- _Directions_: Go through the listing and pick out each line with the word "image" in it.

==== Data for this exercise

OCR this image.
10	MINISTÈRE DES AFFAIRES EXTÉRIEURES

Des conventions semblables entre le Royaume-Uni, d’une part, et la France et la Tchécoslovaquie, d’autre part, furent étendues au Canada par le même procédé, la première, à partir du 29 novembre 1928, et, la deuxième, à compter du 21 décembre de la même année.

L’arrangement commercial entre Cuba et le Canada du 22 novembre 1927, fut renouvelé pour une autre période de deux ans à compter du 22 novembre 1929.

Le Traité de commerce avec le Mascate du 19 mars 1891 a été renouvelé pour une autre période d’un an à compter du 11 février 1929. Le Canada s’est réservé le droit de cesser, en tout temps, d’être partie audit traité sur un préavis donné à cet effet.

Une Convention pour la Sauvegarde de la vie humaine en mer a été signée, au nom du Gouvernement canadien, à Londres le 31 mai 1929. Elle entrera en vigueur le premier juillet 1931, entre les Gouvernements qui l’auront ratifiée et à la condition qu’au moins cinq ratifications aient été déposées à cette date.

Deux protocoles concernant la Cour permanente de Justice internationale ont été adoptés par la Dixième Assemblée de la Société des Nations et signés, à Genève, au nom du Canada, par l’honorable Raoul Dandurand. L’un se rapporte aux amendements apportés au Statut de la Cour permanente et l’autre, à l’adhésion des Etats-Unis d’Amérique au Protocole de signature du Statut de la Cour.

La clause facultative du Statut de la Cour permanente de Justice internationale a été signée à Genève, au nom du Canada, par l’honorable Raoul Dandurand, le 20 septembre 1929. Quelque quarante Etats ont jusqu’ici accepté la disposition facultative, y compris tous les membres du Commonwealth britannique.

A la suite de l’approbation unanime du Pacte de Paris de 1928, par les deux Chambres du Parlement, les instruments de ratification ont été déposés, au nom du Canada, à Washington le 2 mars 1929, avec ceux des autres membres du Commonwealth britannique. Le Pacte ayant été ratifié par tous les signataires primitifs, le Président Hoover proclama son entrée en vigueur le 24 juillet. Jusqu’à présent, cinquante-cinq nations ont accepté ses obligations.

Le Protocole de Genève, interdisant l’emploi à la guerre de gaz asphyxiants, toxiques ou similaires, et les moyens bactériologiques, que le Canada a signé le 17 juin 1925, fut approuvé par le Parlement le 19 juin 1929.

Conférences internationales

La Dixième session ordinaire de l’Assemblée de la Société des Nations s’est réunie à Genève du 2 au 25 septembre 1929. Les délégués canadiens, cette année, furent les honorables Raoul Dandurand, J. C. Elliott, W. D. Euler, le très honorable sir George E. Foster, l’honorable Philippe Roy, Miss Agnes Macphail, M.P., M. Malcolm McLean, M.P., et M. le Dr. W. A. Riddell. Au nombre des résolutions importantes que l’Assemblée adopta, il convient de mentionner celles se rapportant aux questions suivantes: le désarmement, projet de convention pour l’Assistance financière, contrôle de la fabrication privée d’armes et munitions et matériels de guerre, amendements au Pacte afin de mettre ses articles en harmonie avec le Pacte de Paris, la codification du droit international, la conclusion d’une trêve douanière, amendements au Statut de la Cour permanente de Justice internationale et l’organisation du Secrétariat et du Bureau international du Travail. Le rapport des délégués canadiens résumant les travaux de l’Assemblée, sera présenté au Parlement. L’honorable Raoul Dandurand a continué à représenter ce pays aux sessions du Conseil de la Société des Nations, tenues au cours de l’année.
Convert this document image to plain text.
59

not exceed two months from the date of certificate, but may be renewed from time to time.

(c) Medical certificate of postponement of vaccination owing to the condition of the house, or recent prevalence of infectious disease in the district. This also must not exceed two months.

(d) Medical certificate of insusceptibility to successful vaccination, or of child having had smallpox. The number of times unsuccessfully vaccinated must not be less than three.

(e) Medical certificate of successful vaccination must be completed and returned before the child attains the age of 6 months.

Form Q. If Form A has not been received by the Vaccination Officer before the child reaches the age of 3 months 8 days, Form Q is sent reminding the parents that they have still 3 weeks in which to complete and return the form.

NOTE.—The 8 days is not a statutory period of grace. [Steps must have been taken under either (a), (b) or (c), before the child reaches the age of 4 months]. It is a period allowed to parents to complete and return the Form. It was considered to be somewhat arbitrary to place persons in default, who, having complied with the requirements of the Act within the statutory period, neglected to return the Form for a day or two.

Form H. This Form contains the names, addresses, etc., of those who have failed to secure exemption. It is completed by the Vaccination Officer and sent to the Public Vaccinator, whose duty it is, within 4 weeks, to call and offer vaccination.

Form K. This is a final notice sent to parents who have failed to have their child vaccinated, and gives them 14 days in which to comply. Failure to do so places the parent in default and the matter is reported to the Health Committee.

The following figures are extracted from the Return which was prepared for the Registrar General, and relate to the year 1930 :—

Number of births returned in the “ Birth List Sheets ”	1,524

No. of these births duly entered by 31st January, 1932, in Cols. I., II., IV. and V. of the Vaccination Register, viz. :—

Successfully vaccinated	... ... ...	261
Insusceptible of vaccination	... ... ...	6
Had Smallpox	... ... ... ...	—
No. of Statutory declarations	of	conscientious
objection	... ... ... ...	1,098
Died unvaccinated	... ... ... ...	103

========

- _Exercise result_:
OCR this image.
Convert this document image to plain text.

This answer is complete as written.